◆ Task description ◆
Pull each line containing "JSON" out of the data and copy it.
** START OF Given data **
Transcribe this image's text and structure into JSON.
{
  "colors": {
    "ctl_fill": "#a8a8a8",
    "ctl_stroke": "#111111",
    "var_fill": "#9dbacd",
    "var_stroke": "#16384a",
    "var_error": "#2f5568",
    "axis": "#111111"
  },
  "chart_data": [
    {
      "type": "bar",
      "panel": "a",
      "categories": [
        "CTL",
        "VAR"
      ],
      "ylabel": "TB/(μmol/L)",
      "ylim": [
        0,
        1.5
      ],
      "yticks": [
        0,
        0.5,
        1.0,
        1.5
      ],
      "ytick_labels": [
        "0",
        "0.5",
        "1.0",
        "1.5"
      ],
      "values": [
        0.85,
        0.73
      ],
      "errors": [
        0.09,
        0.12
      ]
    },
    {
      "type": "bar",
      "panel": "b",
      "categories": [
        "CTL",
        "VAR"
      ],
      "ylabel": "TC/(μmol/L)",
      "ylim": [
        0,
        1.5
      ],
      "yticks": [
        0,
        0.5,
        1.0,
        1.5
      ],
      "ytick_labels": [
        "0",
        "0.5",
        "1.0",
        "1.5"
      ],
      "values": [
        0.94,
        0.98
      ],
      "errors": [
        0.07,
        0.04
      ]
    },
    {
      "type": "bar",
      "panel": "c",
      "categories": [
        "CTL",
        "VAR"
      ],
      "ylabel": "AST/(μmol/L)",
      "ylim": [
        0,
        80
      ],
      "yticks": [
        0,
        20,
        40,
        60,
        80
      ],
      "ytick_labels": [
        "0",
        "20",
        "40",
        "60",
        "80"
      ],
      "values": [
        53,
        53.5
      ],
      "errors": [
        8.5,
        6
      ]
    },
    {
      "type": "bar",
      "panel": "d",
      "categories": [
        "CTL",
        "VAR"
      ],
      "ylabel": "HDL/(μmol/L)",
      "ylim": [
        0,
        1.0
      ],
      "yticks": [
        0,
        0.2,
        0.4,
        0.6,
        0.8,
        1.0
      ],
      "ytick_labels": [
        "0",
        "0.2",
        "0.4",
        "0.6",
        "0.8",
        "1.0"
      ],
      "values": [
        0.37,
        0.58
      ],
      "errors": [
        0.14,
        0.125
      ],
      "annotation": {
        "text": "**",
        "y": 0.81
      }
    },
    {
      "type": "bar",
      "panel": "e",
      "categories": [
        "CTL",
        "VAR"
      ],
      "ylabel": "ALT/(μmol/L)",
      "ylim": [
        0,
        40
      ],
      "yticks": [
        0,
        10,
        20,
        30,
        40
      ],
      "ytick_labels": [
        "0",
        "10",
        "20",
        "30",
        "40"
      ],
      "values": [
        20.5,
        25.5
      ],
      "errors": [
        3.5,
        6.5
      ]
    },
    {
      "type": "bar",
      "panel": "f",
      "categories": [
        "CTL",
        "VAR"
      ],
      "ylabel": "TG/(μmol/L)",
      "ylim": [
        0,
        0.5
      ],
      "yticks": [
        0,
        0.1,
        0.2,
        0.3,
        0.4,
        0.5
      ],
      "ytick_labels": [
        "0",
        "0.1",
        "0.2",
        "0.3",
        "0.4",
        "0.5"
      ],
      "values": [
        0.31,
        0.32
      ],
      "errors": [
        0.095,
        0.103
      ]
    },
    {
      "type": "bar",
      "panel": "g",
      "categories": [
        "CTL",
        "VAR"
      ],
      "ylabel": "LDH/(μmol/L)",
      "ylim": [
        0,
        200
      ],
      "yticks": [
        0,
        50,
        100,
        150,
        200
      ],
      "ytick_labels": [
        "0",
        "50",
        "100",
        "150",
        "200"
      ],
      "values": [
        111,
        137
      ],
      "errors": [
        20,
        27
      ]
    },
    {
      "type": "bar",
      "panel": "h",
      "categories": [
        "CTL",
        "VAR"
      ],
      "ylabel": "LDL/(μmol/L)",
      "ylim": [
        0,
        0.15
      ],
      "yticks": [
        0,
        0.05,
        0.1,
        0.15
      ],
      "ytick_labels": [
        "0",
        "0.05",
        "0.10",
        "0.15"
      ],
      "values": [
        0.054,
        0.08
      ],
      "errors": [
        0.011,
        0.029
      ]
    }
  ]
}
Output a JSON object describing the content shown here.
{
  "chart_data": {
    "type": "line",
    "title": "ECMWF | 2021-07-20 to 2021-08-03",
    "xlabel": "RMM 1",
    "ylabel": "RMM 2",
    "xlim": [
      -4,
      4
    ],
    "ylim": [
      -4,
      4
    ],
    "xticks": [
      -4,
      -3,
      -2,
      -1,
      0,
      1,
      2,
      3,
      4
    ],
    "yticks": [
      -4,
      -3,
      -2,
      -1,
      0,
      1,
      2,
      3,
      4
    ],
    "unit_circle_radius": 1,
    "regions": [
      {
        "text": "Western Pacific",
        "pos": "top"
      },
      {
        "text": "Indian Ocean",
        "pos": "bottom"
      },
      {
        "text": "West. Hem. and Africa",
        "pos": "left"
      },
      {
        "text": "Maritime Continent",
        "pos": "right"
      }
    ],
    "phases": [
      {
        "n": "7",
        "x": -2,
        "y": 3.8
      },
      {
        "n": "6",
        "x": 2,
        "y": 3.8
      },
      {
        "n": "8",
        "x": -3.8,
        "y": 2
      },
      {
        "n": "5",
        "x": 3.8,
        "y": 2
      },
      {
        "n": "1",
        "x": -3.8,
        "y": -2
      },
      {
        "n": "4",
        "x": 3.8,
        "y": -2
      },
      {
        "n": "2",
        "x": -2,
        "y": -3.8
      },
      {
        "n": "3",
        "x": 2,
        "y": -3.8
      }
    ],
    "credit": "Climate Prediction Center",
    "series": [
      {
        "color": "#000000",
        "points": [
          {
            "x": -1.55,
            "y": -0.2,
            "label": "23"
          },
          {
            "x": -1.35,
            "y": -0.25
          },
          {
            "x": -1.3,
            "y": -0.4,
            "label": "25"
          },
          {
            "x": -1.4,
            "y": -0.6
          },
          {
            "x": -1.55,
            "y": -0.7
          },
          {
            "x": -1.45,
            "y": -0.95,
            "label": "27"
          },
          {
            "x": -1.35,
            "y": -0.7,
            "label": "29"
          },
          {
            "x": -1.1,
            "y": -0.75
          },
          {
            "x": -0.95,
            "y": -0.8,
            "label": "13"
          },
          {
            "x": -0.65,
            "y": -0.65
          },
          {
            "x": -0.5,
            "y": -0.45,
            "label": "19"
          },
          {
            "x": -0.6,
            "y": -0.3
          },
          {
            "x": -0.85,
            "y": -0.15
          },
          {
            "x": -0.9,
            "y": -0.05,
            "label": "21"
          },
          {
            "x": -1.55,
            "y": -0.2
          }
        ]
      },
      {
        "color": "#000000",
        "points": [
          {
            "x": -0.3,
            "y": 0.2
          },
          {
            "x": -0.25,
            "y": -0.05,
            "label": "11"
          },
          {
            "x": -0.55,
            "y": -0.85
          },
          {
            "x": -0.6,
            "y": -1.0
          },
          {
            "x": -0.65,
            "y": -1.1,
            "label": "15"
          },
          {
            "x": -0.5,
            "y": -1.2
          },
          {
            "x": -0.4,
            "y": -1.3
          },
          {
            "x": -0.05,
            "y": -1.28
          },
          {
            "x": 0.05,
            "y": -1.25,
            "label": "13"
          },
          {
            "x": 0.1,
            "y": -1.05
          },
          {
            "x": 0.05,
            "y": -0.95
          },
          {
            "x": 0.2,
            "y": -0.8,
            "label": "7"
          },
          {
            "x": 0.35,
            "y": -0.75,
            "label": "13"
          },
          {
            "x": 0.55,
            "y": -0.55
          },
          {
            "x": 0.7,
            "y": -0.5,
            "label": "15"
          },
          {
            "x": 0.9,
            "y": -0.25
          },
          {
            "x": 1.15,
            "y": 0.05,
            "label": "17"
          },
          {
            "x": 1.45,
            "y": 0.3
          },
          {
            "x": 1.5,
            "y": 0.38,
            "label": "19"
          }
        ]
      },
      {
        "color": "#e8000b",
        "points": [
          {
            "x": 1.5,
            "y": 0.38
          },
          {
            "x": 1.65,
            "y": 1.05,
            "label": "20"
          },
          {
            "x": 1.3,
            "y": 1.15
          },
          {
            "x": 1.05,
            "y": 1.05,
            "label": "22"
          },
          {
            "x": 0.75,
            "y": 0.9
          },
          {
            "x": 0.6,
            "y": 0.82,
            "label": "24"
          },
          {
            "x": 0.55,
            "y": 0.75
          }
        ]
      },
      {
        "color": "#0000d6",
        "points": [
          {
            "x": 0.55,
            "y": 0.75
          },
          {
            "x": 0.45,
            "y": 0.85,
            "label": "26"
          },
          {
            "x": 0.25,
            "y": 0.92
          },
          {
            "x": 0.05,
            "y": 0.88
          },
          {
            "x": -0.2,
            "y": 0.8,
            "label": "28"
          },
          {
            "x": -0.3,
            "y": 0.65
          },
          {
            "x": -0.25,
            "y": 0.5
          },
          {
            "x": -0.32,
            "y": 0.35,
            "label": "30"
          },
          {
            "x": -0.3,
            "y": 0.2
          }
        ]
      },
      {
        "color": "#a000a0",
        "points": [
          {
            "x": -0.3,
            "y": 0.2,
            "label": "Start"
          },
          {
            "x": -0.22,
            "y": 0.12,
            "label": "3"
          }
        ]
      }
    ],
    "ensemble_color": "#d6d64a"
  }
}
** END OF Given data **
◆ Solution to this exercise ◆
Transcribe this image's text and structure into JSON.
Output a JSON object describing the content shown here.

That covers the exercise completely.